WHAT IS BEING ASKED: Copy every entry word for word, but skip the pictures.

ENTRIES PROVIDED:
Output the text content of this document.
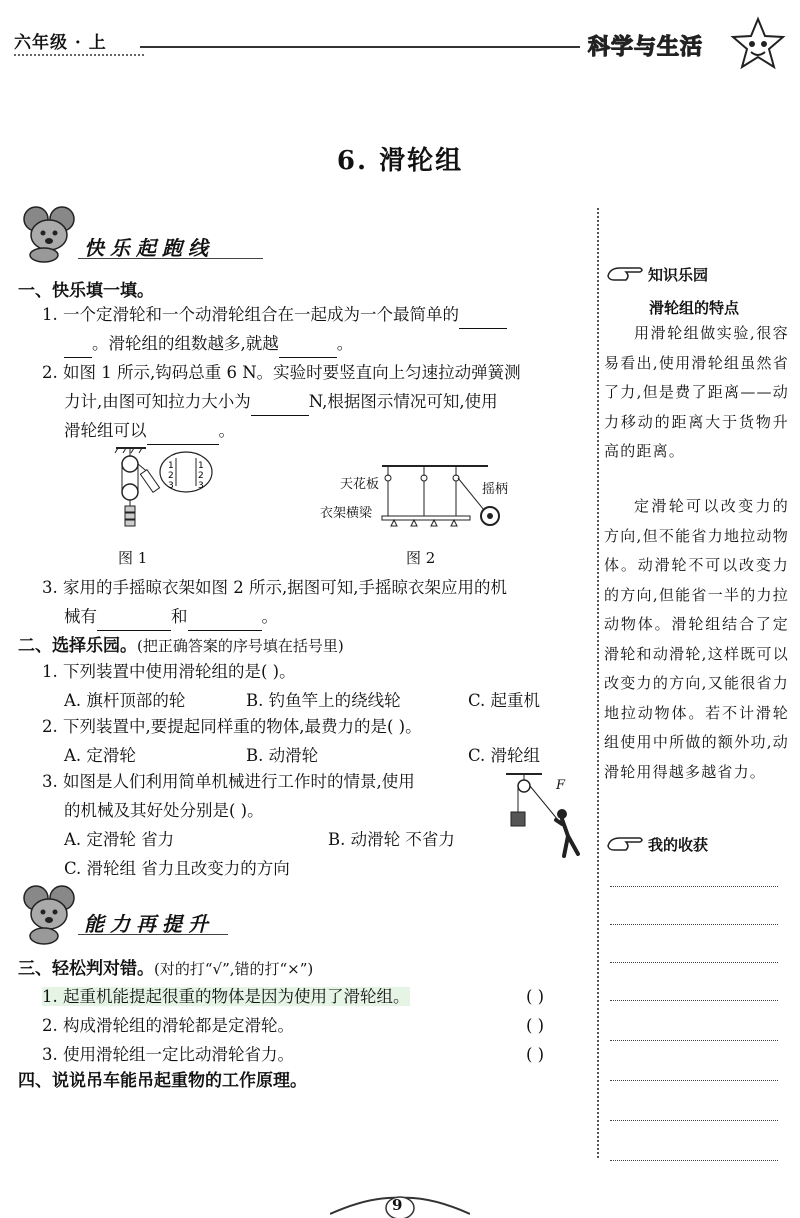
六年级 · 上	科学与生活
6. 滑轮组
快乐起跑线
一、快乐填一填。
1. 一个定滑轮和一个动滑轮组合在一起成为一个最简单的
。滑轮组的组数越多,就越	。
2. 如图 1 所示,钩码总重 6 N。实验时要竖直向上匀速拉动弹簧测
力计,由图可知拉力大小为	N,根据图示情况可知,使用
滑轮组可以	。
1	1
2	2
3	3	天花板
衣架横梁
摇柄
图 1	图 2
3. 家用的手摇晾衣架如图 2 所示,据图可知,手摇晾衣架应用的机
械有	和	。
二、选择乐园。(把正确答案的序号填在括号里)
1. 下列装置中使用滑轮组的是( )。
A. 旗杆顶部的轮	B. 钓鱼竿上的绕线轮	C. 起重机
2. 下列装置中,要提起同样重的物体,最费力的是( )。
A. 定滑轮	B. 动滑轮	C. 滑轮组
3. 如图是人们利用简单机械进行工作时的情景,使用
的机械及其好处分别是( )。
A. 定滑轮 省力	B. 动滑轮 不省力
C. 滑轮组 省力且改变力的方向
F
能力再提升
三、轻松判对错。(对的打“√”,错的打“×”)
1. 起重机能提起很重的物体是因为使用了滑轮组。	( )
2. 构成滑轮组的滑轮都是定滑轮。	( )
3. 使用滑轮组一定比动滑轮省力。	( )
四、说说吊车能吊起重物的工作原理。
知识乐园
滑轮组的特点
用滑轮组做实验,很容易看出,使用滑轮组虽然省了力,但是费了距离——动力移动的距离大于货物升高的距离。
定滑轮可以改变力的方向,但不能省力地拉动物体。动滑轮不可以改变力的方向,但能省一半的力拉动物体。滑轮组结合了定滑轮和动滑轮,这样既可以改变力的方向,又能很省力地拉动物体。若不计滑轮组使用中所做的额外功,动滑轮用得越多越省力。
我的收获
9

RESULT:
Output the text content of this document.
六年级 · 上	科学与生活
6. 滑轮组
快乐起跑线
一、快乐填一填。
1. 一个定滑轮和一个动滑轮组合在一起成为一个最简单的
。滑轮组的组数越多,就越	。
2. 如图 1 所示,钩码总重 6 N。实验时要竖直向上匀速拉动弹簧测
力计,由图可知拉力大小为	N,根据图示情况可知,使用
滑轮组可以	。
1	1
2	2
3	3	天花板
衣架横梁
摇柄
图 1	图 2
3. 家用的手摇晾衣架如图 2 所示,据图可知,手摇晾衣架应用的机
械有	和	。
二、选择乐园。(把正确答案的序号填在括号里)
1. 下列装置中使用滑轮组的是( )。
A. 旗杆顶部的轮	B. 钓鱼竿上的绕线轮	C. 起重机
2. 下列装置中,要提起同样重的物体,最费力的是( )。
A. 定滑轮	B. 动滑轮	C. 滑轮组
3. 如图是人们利用简单机械进行工作时的情景,使用
的机械及其好处分别是( )。
A. 定滑轮 省力	B. 动滑轮 不省力
C. 滑轮组 省力且改变力的方向
F
能力再提升
三、轻松判对错。(对的打“√”,错的打“×”)
1. 起重机能提起很重的物体是因为使用了滑轮组。	( )
2. 构成滑轮组的滑轮都是定滑轮。	( )
3. 使用滑轮组一定比动滑轮省力。	( )
四、说说吊车能吊起重物的工作原理。
知识乐园
滑轮组的特点
用滑轮组做实验,很容易看出,使用滑轮组虽然省了力,但是费了距离——动力移动的距离大于货物升高的距离。
定滑轮可以改变力的方向,但不能省力地拉动物体。动滑轮不可以改变力的方向,但能省一半的力拉动物体。滑轮组结合了定滑轮和动滑轮,这样既可以改变力的方向,又能很省力地拉动物体。若不计滑轮组使用中所做的额外功,动滑轮用得越多越省力。
我的收获
9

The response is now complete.